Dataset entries
■ ■ ■ ■
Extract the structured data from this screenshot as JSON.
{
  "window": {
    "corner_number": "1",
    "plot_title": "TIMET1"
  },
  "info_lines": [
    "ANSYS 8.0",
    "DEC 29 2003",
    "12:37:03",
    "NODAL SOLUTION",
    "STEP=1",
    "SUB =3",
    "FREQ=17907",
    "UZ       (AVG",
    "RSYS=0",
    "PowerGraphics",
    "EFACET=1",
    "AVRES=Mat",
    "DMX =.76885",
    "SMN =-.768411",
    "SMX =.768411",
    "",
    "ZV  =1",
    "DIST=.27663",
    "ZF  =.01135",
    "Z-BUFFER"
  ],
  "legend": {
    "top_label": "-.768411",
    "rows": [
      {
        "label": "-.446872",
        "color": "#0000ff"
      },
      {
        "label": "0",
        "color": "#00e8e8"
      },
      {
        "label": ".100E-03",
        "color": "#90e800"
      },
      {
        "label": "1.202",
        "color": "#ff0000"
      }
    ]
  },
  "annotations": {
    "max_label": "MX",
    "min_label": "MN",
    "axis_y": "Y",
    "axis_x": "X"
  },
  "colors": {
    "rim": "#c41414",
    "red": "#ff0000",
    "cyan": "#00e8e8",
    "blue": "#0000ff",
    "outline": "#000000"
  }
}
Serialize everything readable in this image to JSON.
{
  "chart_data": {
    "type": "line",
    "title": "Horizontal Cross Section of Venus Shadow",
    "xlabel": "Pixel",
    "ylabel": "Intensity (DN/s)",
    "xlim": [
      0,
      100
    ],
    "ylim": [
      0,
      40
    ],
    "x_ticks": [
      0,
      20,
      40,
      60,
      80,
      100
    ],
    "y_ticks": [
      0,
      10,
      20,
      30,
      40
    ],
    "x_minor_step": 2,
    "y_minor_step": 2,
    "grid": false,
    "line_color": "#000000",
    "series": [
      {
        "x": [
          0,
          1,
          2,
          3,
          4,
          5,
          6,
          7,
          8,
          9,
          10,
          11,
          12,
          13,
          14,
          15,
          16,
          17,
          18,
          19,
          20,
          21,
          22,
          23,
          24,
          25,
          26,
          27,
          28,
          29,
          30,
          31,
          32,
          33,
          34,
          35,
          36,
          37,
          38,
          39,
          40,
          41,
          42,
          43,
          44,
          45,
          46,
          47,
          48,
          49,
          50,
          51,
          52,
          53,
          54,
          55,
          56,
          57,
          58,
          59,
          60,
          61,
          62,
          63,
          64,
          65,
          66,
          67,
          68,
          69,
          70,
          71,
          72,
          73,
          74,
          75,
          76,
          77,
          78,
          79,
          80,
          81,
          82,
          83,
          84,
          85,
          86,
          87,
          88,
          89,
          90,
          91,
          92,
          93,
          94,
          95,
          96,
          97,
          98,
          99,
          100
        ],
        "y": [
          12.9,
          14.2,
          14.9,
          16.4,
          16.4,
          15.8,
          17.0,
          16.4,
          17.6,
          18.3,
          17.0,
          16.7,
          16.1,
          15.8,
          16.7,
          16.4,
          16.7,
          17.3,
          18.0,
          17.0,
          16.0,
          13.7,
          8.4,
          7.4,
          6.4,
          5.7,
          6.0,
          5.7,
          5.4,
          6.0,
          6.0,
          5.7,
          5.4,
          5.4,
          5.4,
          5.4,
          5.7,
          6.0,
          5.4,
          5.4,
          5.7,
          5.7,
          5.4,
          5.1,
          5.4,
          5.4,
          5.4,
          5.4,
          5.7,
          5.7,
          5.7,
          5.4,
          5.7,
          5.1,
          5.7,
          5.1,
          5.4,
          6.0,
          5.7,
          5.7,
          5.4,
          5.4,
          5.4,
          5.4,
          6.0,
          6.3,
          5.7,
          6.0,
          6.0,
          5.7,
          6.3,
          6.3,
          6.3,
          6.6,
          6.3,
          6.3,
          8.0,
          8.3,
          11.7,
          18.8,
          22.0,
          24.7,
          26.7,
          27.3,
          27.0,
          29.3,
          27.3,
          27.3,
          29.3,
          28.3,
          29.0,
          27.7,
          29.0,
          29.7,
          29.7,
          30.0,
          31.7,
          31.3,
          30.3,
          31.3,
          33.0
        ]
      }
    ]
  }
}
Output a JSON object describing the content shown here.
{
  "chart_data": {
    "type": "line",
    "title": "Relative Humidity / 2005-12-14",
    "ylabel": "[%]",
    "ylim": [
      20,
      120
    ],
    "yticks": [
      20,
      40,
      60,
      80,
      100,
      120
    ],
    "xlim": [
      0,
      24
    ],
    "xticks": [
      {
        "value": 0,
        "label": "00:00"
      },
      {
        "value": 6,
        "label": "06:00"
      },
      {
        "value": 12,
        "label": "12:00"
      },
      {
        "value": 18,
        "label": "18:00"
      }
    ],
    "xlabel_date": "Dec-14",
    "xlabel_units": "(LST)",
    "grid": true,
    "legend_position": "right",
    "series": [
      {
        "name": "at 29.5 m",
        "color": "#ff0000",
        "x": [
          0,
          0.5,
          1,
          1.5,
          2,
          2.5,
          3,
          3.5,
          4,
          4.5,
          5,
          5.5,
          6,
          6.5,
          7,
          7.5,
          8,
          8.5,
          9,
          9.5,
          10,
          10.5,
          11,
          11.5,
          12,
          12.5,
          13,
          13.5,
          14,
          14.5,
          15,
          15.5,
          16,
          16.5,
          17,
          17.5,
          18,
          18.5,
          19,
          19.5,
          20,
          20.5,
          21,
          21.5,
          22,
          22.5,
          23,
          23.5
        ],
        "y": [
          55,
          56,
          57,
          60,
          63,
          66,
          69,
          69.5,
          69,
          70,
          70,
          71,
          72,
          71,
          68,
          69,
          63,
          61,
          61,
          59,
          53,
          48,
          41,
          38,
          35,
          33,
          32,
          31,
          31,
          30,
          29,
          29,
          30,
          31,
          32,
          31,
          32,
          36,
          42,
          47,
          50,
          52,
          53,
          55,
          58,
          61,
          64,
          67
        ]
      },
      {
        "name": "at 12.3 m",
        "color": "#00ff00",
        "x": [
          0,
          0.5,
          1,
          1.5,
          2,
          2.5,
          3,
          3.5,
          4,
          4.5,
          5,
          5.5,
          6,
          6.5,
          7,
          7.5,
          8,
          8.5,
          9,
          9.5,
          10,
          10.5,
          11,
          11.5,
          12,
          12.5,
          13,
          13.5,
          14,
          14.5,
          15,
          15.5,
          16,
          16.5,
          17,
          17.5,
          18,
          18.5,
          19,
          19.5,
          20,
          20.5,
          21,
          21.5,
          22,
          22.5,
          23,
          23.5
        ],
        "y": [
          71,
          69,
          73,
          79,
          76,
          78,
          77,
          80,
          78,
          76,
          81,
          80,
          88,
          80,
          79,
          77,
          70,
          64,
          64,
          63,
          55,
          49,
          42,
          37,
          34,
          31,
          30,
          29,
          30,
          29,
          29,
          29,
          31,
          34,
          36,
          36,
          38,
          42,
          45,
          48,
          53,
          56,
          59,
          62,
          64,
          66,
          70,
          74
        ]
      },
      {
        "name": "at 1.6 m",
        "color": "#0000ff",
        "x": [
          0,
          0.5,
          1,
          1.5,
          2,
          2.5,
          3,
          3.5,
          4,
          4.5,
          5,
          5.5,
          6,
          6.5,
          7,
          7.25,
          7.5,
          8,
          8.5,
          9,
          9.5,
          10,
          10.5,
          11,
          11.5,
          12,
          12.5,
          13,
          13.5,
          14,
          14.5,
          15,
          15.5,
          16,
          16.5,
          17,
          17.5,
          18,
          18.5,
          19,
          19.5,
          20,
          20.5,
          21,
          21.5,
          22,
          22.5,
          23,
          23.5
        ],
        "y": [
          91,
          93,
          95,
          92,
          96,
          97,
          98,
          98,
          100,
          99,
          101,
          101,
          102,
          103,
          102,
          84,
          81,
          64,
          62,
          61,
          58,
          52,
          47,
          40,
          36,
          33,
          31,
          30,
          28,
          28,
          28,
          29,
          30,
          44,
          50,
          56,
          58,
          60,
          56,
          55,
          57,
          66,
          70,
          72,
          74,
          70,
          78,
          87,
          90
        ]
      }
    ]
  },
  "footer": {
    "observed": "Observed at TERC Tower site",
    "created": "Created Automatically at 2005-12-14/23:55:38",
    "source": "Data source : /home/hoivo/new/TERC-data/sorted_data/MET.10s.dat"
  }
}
■ ■ ■ ■
• **What to produce**
Only the number is wanted: how many lines contain the string "TERC"?

• **Worked answer**
2